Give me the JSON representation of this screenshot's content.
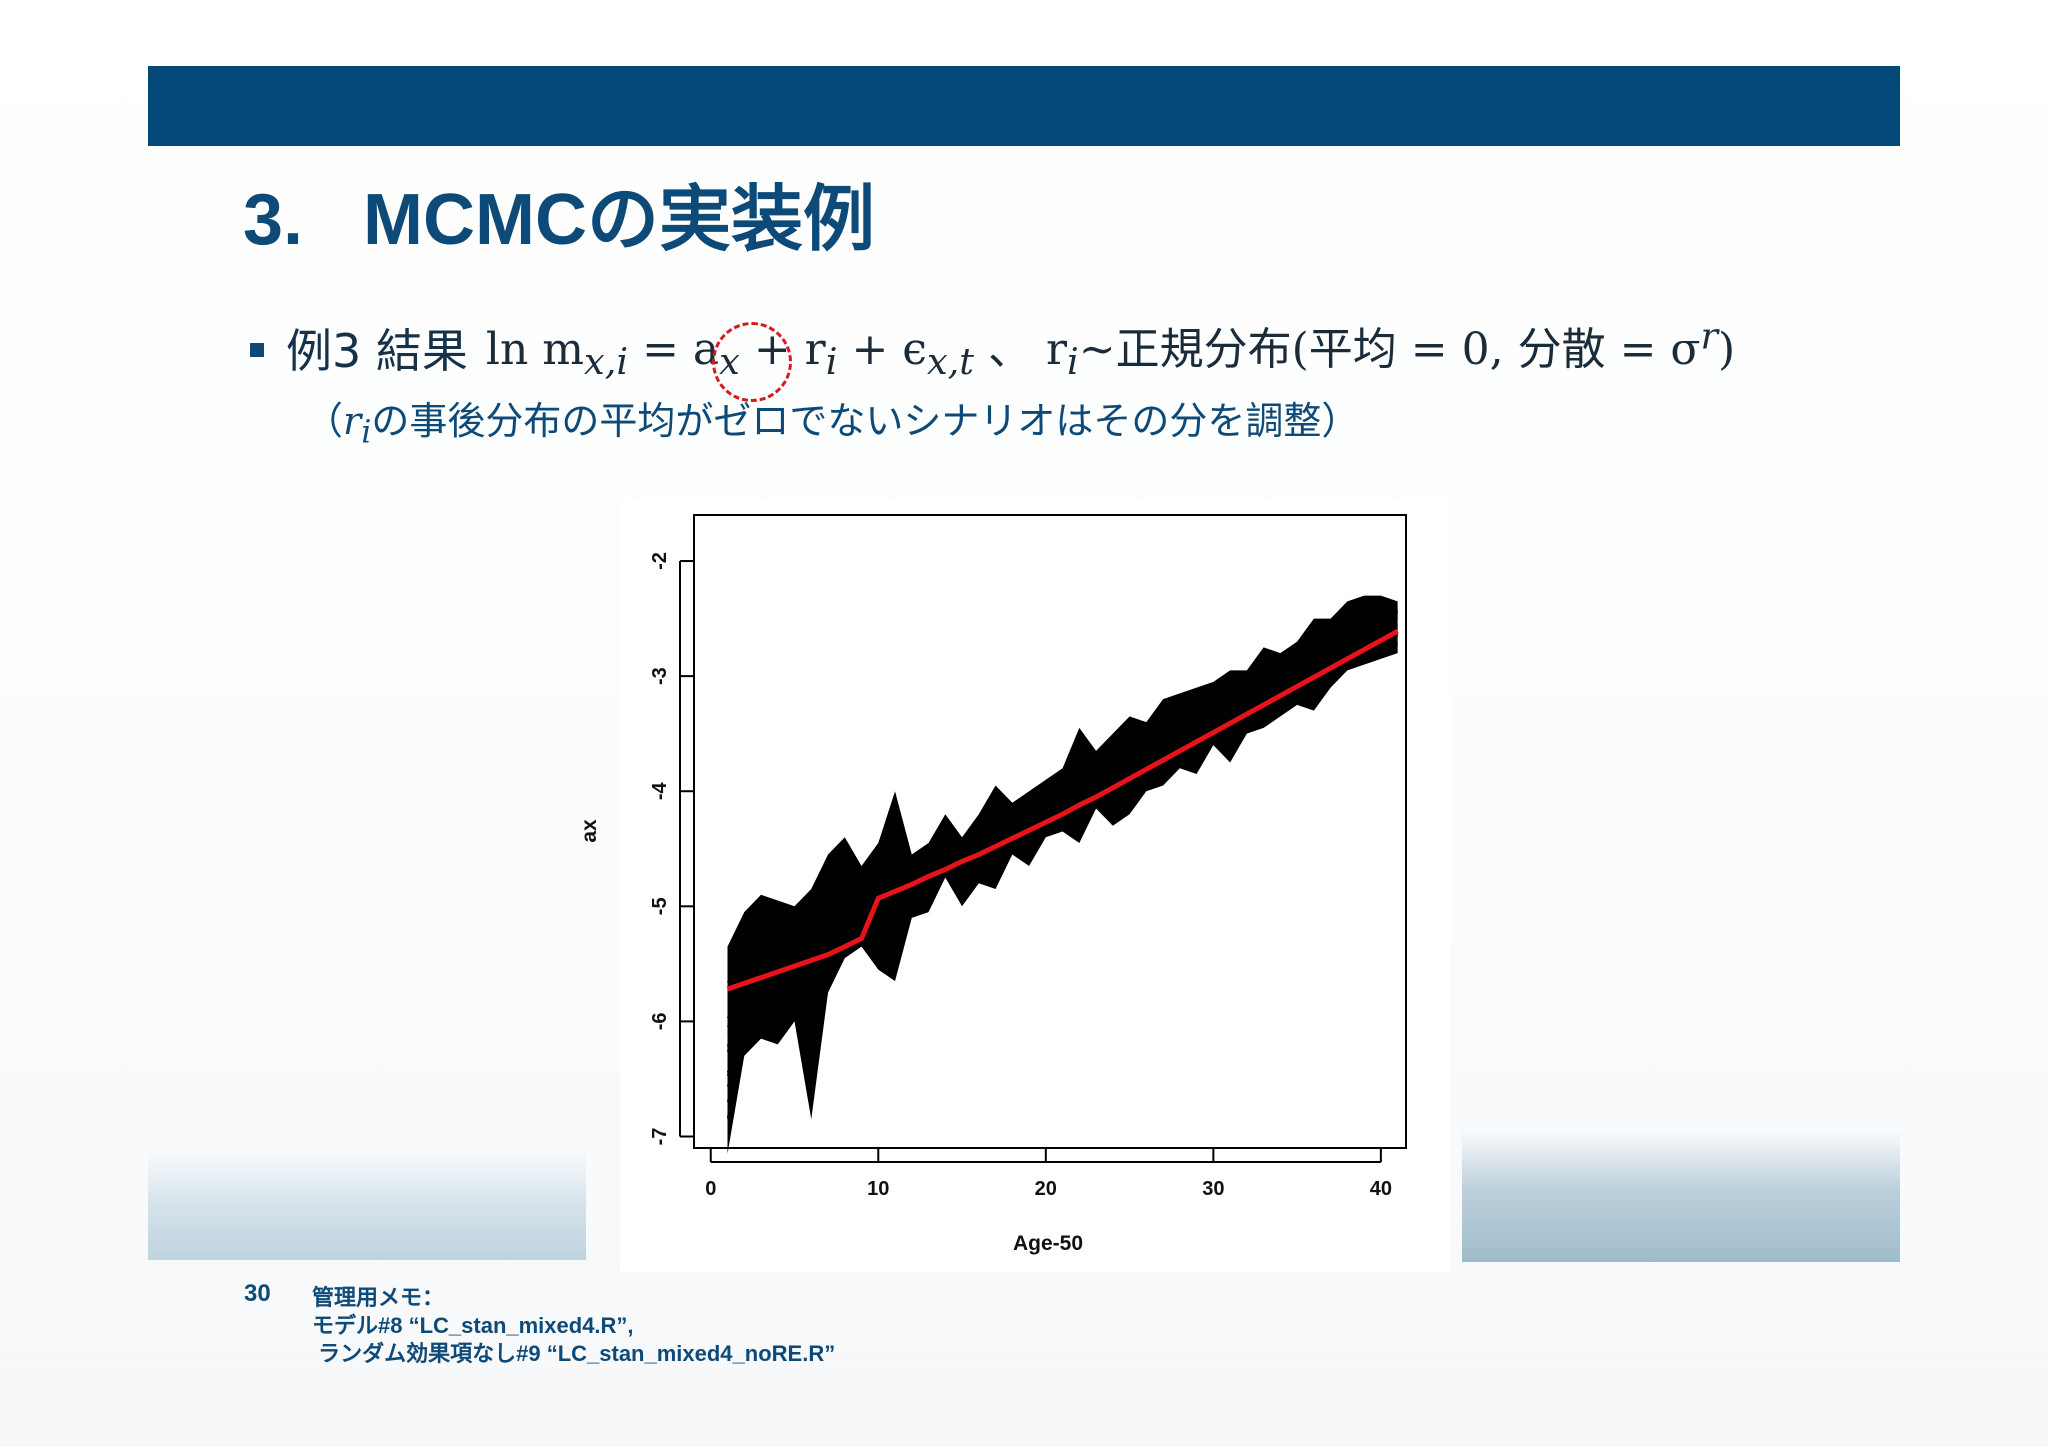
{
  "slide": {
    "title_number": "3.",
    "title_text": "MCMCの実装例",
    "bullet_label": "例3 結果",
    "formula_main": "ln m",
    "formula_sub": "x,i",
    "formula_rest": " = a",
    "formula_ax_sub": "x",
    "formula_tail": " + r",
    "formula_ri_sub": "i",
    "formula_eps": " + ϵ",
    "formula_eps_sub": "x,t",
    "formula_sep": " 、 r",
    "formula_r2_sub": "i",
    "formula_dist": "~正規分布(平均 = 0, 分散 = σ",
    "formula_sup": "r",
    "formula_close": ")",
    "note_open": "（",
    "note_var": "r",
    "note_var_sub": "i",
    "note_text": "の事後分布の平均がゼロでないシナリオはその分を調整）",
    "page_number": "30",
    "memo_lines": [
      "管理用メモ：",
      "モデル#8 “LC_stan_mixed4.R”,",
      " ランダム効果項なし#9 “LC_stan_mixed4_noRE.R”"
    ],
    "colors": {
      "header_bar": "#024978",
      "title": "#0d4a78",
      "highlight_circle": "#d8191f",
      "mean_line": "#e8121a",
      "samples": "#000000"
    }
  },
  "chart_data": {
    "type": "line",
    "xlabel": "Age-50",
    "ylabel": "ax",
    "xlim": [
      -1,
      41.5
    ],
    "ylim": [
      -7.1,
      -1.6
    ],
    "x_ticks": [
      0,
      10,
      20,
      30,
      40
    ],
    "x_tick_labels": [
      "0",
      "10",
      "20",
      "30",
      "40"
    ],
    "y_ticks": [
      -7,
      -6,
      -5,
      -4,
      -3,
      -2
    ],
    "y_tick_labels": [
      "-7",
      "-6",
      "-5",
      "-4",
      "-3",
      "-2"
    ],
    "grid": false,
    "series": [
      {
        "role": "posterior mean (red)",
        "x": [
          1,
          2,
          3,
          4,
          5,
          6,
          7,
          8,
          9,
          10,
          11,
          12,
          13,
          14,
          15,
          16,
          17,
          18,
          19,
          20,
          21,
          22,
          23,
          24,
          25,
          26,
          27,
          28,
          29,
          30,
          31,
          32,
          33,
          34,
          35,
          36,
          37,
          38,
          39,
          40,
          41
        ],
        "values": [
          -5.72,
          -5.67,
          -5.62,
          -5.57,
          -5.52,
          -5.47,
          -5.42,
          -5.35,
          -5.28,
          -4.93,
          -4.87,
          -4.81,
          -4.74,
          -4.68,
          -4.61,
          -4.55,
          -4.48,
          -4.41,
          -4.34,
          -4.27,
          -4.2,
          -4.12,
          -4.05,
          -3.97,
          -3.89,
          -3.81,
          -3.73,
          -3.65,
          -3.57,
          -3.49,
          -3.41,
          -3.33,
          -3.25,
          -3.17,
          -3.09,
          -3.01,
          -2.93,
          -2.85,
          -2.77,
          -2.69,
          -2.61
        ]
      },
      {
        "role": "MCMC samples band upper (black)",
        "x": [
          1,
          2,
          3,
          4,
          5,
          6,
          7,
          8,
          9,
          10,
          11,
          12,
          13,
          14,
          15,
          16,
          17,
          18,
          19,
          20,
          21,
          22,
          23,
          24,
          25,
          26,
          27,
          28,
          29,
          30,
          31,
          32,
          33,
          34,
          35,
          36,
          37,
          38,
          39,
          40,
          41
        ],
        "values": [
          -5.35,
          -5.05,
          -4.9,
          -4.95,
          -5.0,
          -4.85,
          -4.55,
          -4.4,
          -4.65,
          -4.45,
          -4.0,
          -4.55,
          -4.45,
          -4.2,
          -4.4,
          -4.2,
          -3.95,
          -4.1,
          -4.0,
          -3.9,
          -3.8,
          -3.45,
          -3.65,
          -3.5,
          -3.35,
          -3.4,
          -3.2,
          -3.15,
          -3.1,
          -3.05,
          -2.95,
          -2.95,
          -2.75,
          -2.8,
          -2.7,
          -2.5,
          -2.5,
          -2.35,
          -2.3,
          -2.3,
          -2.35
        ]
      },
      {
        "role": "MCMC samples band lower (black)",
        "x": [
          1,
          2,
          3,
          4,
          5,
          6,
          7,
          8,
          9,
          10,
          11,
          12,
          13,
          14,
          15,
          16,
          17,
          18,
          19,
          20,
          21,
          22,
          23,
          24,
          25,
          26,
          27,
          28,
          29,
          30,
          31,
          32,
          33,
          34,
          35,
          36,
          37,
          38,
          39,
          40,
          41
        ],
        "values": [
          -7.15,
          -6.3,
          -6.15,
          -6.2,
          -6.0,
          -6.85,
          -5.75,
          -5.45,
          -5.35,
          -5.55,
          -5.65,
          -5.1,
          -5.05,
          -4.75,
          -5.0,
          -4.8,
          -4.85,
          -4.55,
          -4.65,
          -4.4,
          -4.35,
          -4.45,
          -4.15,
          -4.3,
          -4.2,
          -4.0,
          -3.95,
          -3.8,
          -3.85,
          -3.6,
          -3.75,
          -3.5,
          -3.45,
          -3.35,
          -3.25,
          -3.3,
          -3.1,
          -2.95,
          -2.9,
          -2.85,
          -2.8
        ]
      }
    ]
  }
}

****************************************

Go through the listing above and write it out again exactly, dropping the pictures.

Give me the JSON representation of this screenshot's content.
{
  "slide": {
    "title_number": "3.",
    "title_text": "MCMCの実装例",
    "bullet_label": "例3 結果",
    "formula_main": "ln m",
    "formula_sub": "x,i",
    "formula_rest": " = a",
    "formula_ax_sub": "x",
    "formula_tail": " + r",
    "formula_ri_sub": "i",
    "formula_eps": " + ϵ",
    "formula_eps_sub": "x,t",
    "formula_sep": " 、 r",
    "formula_r2_sub": "i",
    "formula_dist": "~正規分布(平均 = 0, 分散 = σ",
    "formula_sup": "r",
    "formula_close": ")",
    "note_open": "（",
    "note_var": "r",
    "note_var_sub": "i",
    "note_text": "の事後分布の平均がゼロでないシナリオはその分を調整）",
    "page_number": "30",
    "memo_lines": [
      "管理用メモ：",
      "モデル#8 “LC_stan_mixed4.R”,",
      " ランダム効果項なし#9 “LC_stan_mixed4_noRE.R”"
    ],
    "colors": {
      "header_bar": "#024978",
      "title": "#0d4a78",
      "highlight_circle": "#d8191f",
      "mean_line": "#e8121a",
      "samples": "#000000"
    }
  },
  "chart_data": {
    "type": "line",
    "xlabel": "Age-50",
    "ylabel": "ax",
    "xlim": [
      -1,
      41.5
    ],
    "ylim": [
      -7.1,
      -1.6
    ],
    "x_ticks": [
      0,
      10,
      20,
      30,
      40
    ],
    "x_tick_labels": [
      "0",
      "10",
      "20",
      "30",
      "40"
    ],
    "y_ticks": [
      -7,
      -6,
      -5,
      -4,
      -3,
      -2
    ],
    "y_tick_labels": [
      "-7",
      "-6",
      "-5",
      "-4",
      "-3",
      "-2"
    ],
    "grid": false,
    "series": [
      {
        "role": "posterior mean (red)",
        "x": [
          1,
          2,
          3,
          4,
          5,
          6,
          7,
          8,
          9,
          10,
          11,
          12,
          13,
          14,
          15,
          16,
          17,
          18,
          19,
          20,
          21,
          22,
          23,
          24,
          25,
          26,
          27,
          28,
          29,
          30,
          31,
          32,
          33,
          34,
          35,
          36,
          37,
          38,
          39,
          40,
          41
        ],
        "values": [
          -5.72,
          -5.67,
          -5.62,
          -5.57,
          -5.52,
          -5.47,
          -5.42,
          -5.35,
          -5.28,
          -4.93,
          -4.87,
          -4.81,
          -4.74,
          -4.68,
          -4.61,
          -4.55,
          -4.48,
          -4.41,
          -4.34,
          -4.27,
          -4.2,
          -4.12,
          -4.05,
          -3.97,
          -3.89,
          -3.81,
          -3.73,
          -3.65,
          -3.57,
          -3.49,
          -3.41,
          -3.33,
          -3.25,
          -3.17,
          -3.09,
          -3.01,
          -2.93,
          -2.85,
          -2.77,
          -2.69,
          -2.61
        ]
      },
      {
        "role": "MCMC samples band upper (black)",
        "x": [
          1,
          2,
          3,
          4,
          5,
          6,
          7,
          8,
          9,
          10,
          11,
          12,
          13,
          14,
          15,
          16,
          17,
          18,
          19,
          20,
          21,
          22,
          23,
          24,
          25,
          26,
          27,
          28,
          29,
          30,
          31,
          32,
          33,
          34,
          35,
          36,
          37,
          38,
          39,
          40,
          41
        ],
        "values": [
          -5.35,
          -5.05,
          -4.9,
          -4.95,
          -5.0,
          -4.85,
          -4.55,
          -4.4,
          -4.65,
          -4.45,
          -4.0,
          -4.55,
          -4.45,
          -4.2,
          -4.4,
          -4.2,
          -3.95,
          -4.1,
          -4.0,
          -3.9,
          -3.8,
          -3.45,
          -3.65,
          -3.5,
          -3.35,
          -3.4,
          -3.2,
          -3.15,
          -3.1,
          -3.05,
          -2.95,
          -2.95,
          -2.75,
          -2.8,
          -2.7,
          -2.5,
          -2.5,
          -2.35,
          -2.3,
          -2.3,
          -2.35
        ]
      },
      {
        "role": "MCMC samples band lower (black)",
        "x": [
          1,
          2,
          3,
          4,
          5,
          6,
          7,
          8,
          9,
          10,
          11,
          12,
          13,
          14,
          15,
          16,
          17,
          18,
          19,
          20,
          21,
          22,
          23,
          24,
          25,
          26,
          27,
          28,
          29,
          30,
          31,
          32,
          33,
          34,
          35,
          36,
          37,
          38,
          39,
          40,
          41
        ],
        "values": [
          -7.15,
          -6.3,
          -6.15,
          -6.2,
          -6.0,
          -6.85,
          -5.75,
          -5.45,
          -5.35,
          -5.55,
          -5.65,
          -5.1,
          -5.05,
          -4.75,
          -5.0,
          -4.8,
          -4.85,
          -4.55,
          -4.65,
          -4.4,
          -4.35,
          -4.45,
          -4.15,
          -4.3,
          -4.2,
          -4.0,
          -3.95,
          -3.8,
          -3.85,
          -3.6,
          -3.75,
          -3.5,
          -3.45,
          -3.35,
          -3.25,
          -3.3,
          -3.1,
          -2.95,
          -2.9,
          -2.85,
          -2.8
        ]
      }
    ]
  }
}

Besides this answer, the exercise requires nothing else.